**REQUIRED TASK**
Below are entries to be transcribed exactly; exclude the pictures from the copy.

**SUPPLIED INFORMATION**
◆ ◆ ◆ ◆ ◆

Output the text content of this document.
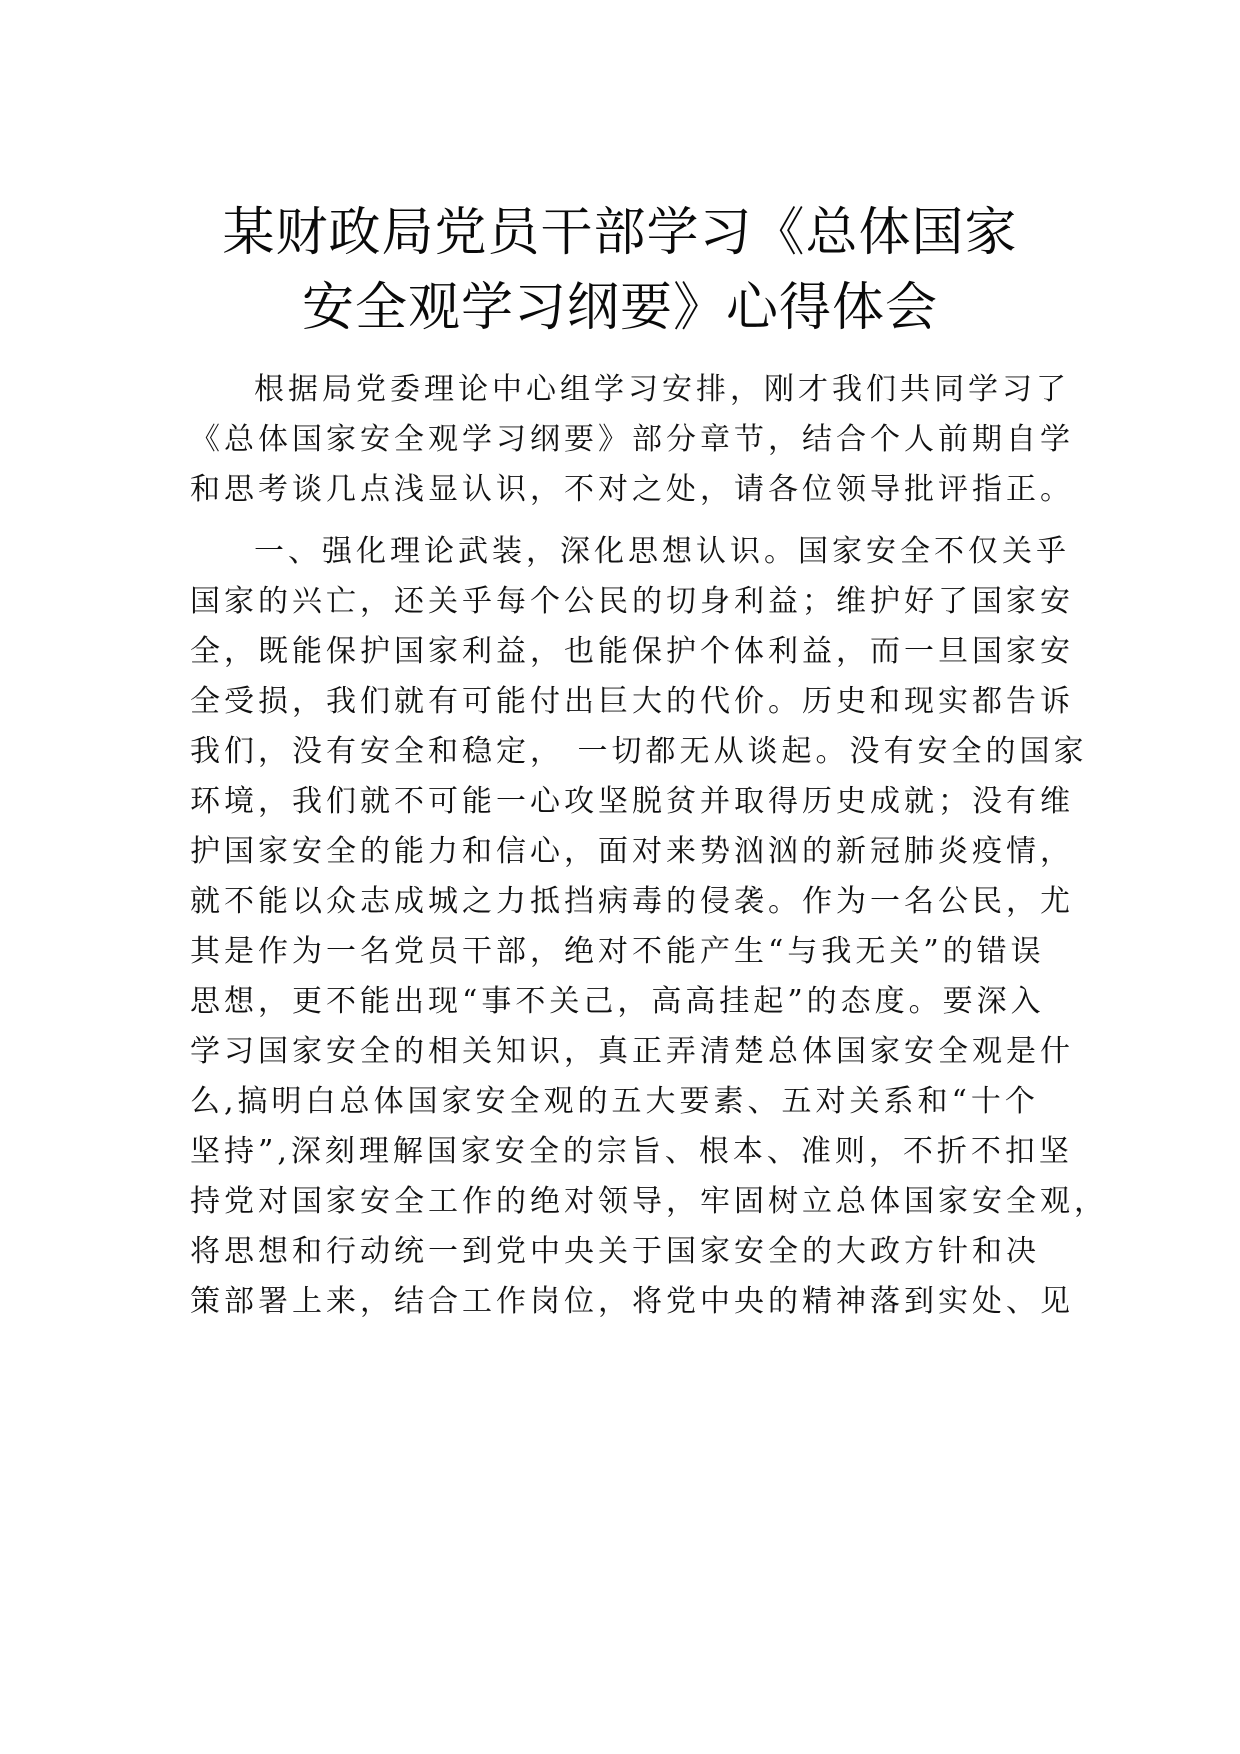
某财政局党员干部学习《总体国家
安全观学习纲要》心得体会
根据局党委理论中心组学习安排，刚才我们共同学习了
《总体国家安全观学习纲要》部分章节，结合个人前期自学
和思考谈几点浅显认识，不对之处，请各位领导批评指正。
一、强化理论武装，深化思想认识。国家安全不仅关乎
国家的兴亡，还关乎每个公民的切身利益；维护好了国家安
全，既能保护国家利益，也能保护个体利益，而一旦国家安
全受损，我们就有可能付出巨大的代价。历史和现实都告诉
我们，没有安全和稳定， 一切都无从谈起。没有安全的国家
环境，我们就不可能一心攻坚脱贫并取得历史成就；没有维
护国家安全的能力和信心，面对来势汹汹的新冠肺炎疫情，
就不能以众志成城之力抵挡病毒的侵袭。作为一名公民，尤
其是作为一名党员干部，绝对不能产生“与我无关”的错误
思想，更不能出现“事不关己，高高挂起”的态度。要深入
学习国家安全的相关知识，真正弄清楚总体国家安全观是什
么,搞明白总体国家安全观的五大要素、五对关系和“十个
坚持”,深刻理解国家安全的宗旨、根本、准则，不折不扣坚
持党对国家安全工作的绝对领导，牢固树立总体国家安全观，
将思想和行动统一到党中央关于国家安全的大政方针和决
策部署上来，结合工作岗位，将党中央的精神落到实处、见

◆ ◆ ◆ ◆ ◆

**SOLVED EXERCISE**
Output the text content of this document.
某财政局党员干部学习《总体国家
安全观学习纲要》心得体会
根据局党委理论中心组学习安排，刚才我们共同学习了
《总体国家安全观学习纲要》部分章节，结合个人前期自学
和思考谈几点浅显认识，不对之处，请各位领导批评指正。
一、强化理论武装，深化思想认识。国家安全不仅关乎
国家的兴亡，还关乎每个公民的切身利益；维护好了国家安
全，既能保护国家利益，也能保护个体利益，而一旦国家安
全受损，我们就有可能付出巨大的代价。历史和现实都告诉
我们，没有安全和稳定， 一切都无从谈起。没有安全的国家
环境，我们就不可能一心攻坚脱贫并取得历史成就；没有维
护国家安全的能力和信心，面对来势汹汹的新冠肺炎疫情，
就不能以众志成城之力抵挡病毒的侵袭。作为一名公民，尤
其是作为一名党员干部，绝对不能产生“与我无关”的错误
思想，更不能出现“事不关己，高高挂起”的态度。要深入
学习国家安全的相关知识，真正弄清楚总体国家安全观是什
么,搞明白总体国家安全观的五大要素、五对关系和“十个
坚持”,深刻理解国家安全的宗旨、根本、准则，不折不扣坚
持党对国家安全工作的绝对领导，牢固树立总体国家安全观，
将思想和行动统一到党中央关于国家安全的大政方针和决
策部署上来，结合工作岗位，将党中央的精神落到实处、见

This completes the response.